Records excerpted from a collection
§

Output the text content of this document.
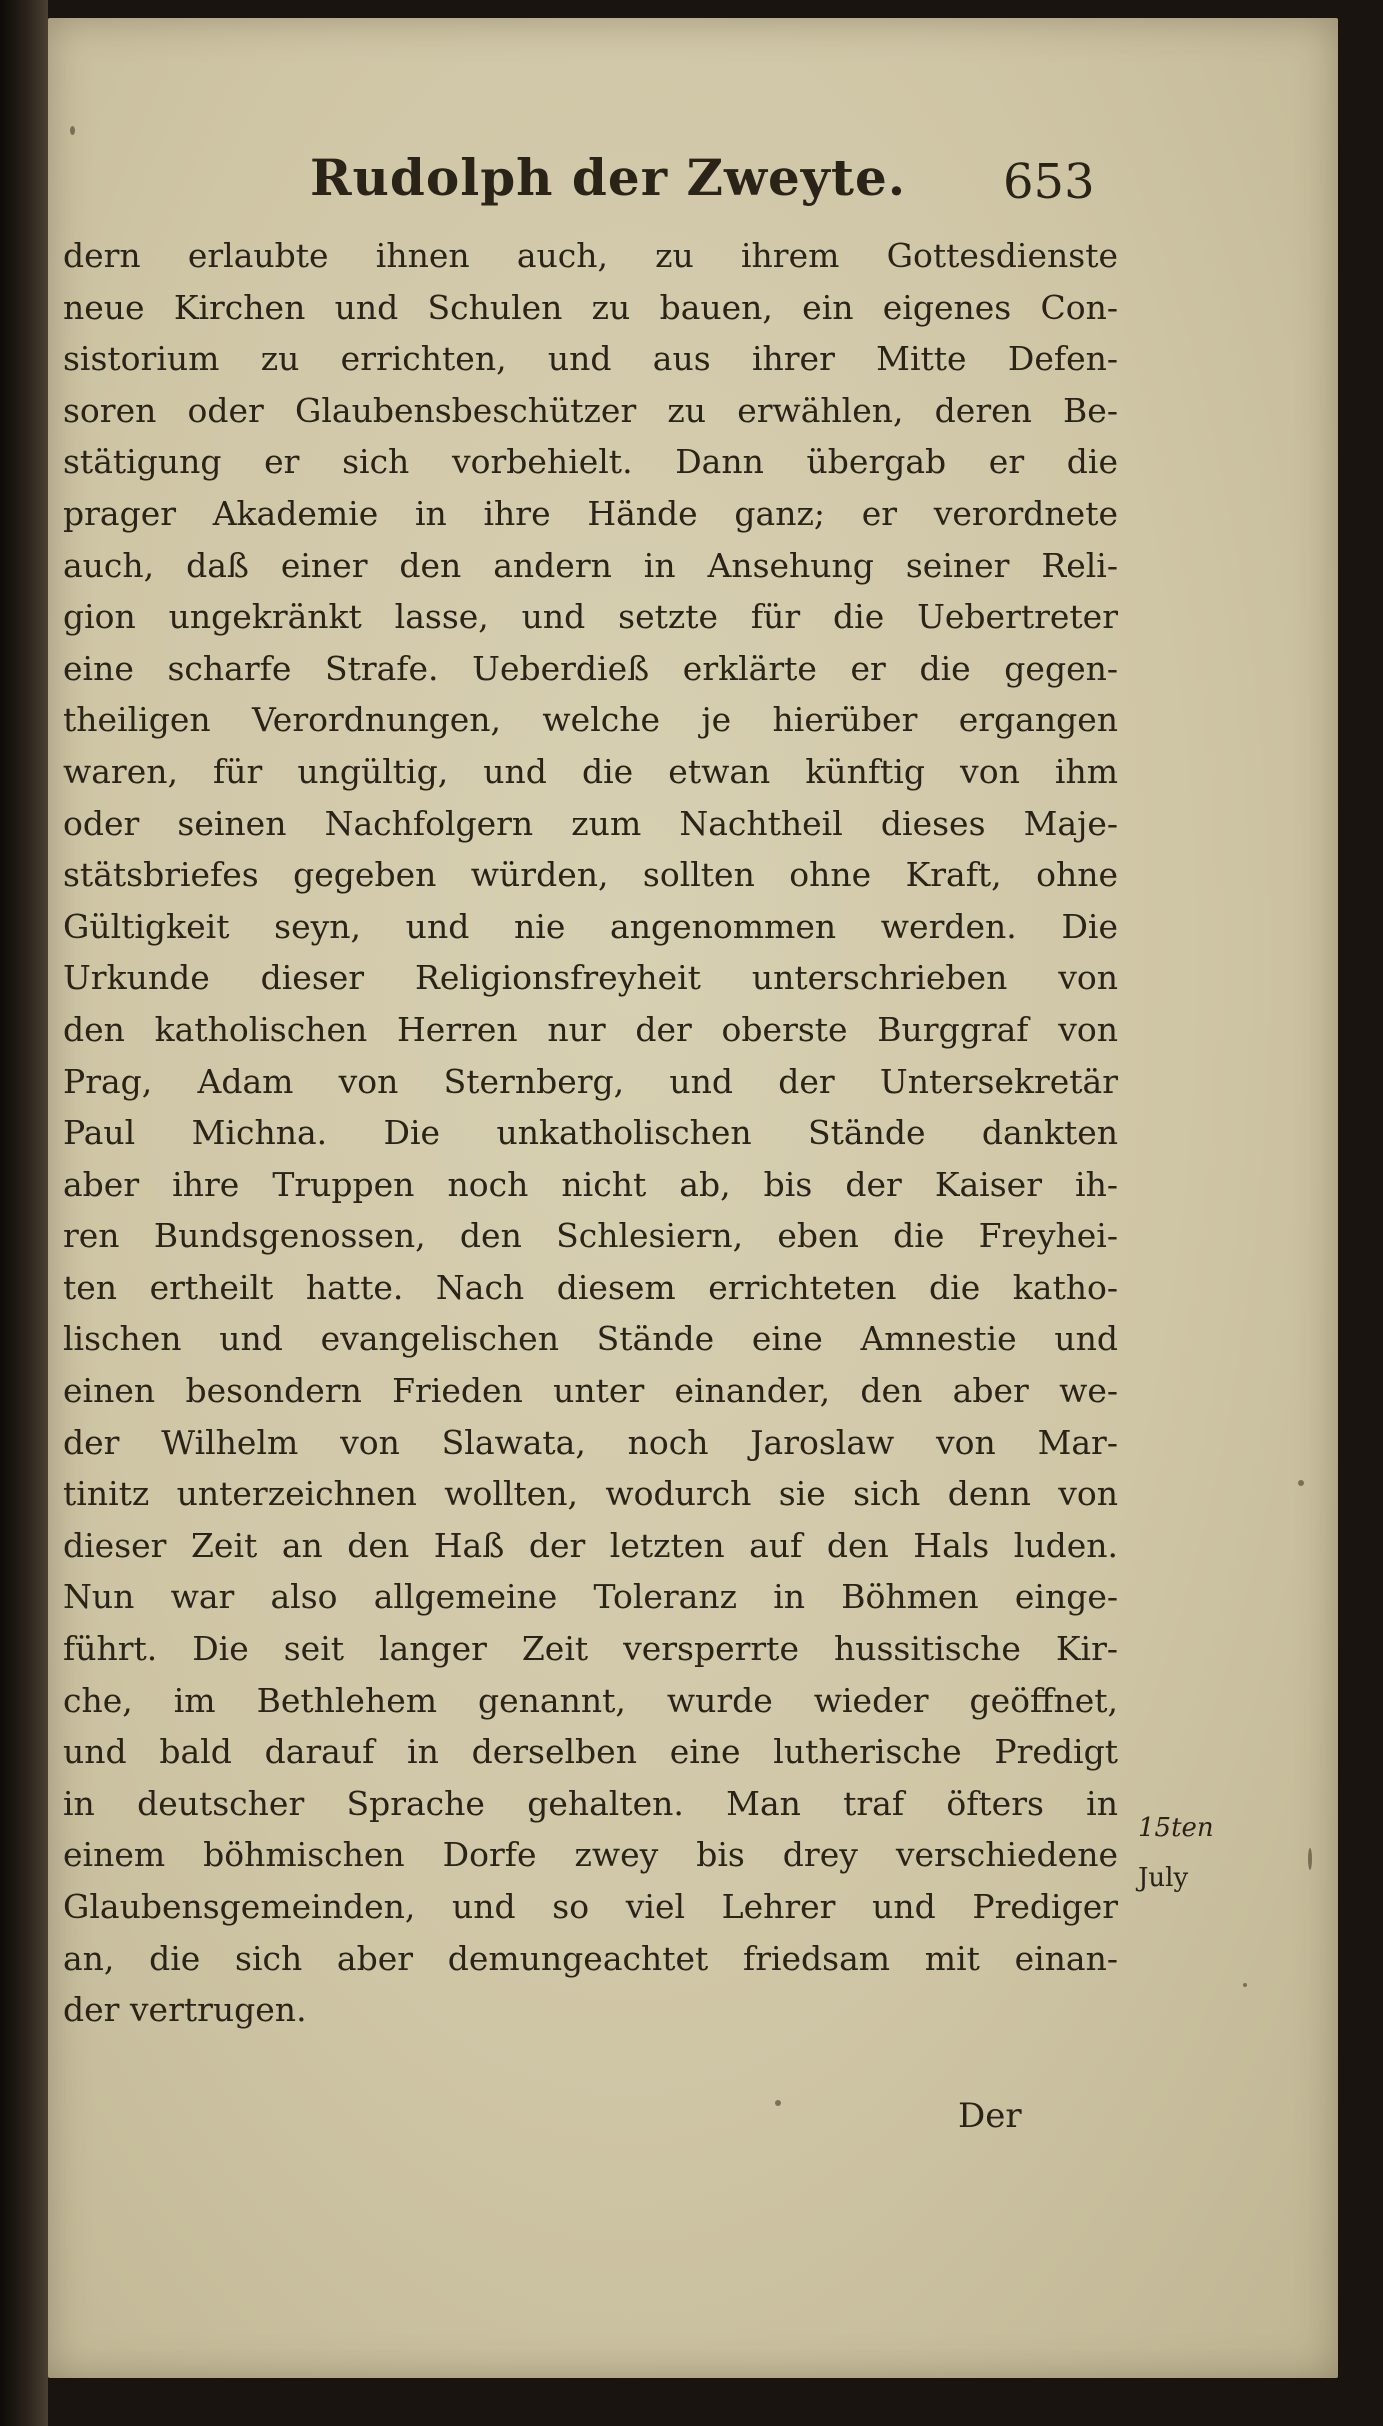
Rudolph der Zweyte. 653
dern erlaubte ihnen auch, zu ihrem Gottesdienste
neue Kirchen und Schulen zu bauen, ein eigenes Con-
sistorium zu errichten, und aus ihrer Mitte Defen-
soren oder Glaubensbeschützer zu erwählen, deren Be-
stätigung er sich vorbehielt. Dann übergab er die
prager Akademie in ihre Hände ganz; er verordnete
auch, daß einer den andern in Ansehung seiner Reli-
gion ungekränkt lasse, und setzte für die Uebertreter
eine scharfe Strafe. Ueberdieß erklärte er die gegen-
theiligen Verordnungen, welche je hierüber ergangen
waren, für ungültig, und die etwan künftig von ihm
oder seinen Nachfolgern zum Nachtheil dieses Maje-
stätsbriefes gegeben würden, sollten ohne Kraft, ohne
Gültigkeit seyn, und nie angenommen werden. Die
Urkunde dieser Religionsfreyheit unterschrieben von
den katholischen Herren nur der oberste Burggraf von
Prag, Adam von Sternberg, und der Untersekretär
Paul Michna. Die unkatholischen Stände dankten
aber ihre Truppen noch nicht ab, bis der Kaiser ih-
ren Bundsgenossen, den Schlesiern, eben die Freyhei-
ten ertheilt hatte. Nach diesem errichteten die katho-
lischen und evangelischen Stände eine Amnestie und
einen besondern Frieden unter einander, den aber we-
der Wilhelm von Slawata, noch Jaroslaw von Mar-
tinitz unterzeichnen wollten, wodurch sie sich denn von
dieser Zeit an den Haß der letzten auf den Hals luden.
Nun war also allgemeine Toleranz in Böhmen einge-
führt. Die seit langer Zeit versperrte hussitische Kir-
che, im Bethlehem genannt, wurde wieder geöffnet,
und bald darauf in derselben eine lutherische Predigt
in deutscher Sprache gehalten. Man traf öfters in
einem böhmischen Dorfe zwey bis drey verschiedene
Glaubensgemeinden, und so viel Lehrer und Prediger
an, die sich aber demungeachtet friedsam mit einan-
der vertrugen.
15ten
July
Der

§

Whenever images occur above, omit them and retype each line exactly as it stands.

**Exercise answer**
Output the text content of this document.
Rudolph der Zweyte. 653
dern erlaubte ihnen auch, zu ihrem Gottesdienste
neue Kirchen und Schulen zu bauen, ein eigenes Con-
sistorium zu errichten, und aus ihrer Mitte Defen-
soren oder Glaubensbeschützer zu erwählen, deren Be-
stätigung er sich vorbehielt. Dann übergab er die
prager Akademie in ihre Hände ganz; er verordnete
auch, daß einer den andern in Ansehung seiner Reli-
gion ungekränkt lasse, und setzte für die Uebertreter
eine scharfe Strafe. Ueberdieß erklärte er die gegen-
theiligen Verordnungen, welche je hierüber ergangen
waren, für ungültig, und die etwan künftig von ihm
oder seinen Nachfolgern zum Nachtheil dieses Maje-
stätsbriefes gegeben würden, sollten ohne Kraft, ohne
Gültigkeit seyn, und nie angenommen werden. Die
Urkunde dieser Religionsfreyheit unterschrieben von
den katholischen Herren nur der oberste Burggraf von
Prag, Adam von Sternberg, und der Untersekretär
Paul Michna. Die unkatholischen Stände dankten
aber ihre Truppen noch nicht ab, bis der Kaiser ih-
ren Bundsgenossen, den Schlesiern, eben die Freyhei-
ten ertheilt hatte. Nach diesem errichteten die katho-
lischen und evangelischen Stände eine Amnestie und
einen besondern Frieden unter einander, den aber we-
der Wilhelm von Slawata, noch Jaroslaw von Mar-
tinitz unterzeichnen wollten, wodurch sie sich denn von
dieser Zeit an den Haß der letzten auf den Hals luden.
Nun war also allgemeine Toleranz in Böhmen einge-
führt. Die seit langer Zeit versperrte hussitische Kir-
che, im Bethlehem genannt, wurde wieder geöffnet,
und bald darauf in derselben eine lutherische Predigt
in deutscher Sprache gehalten. Man traf öfters in
einem böhmischen Dorfe zwey bis drey verschiedene
Glaubensgemeinden, und so viel Lehrer und Prediger
an, die sich aber demungeachtet friedsam mit einan-
der vertrugen.
15ten
July
Der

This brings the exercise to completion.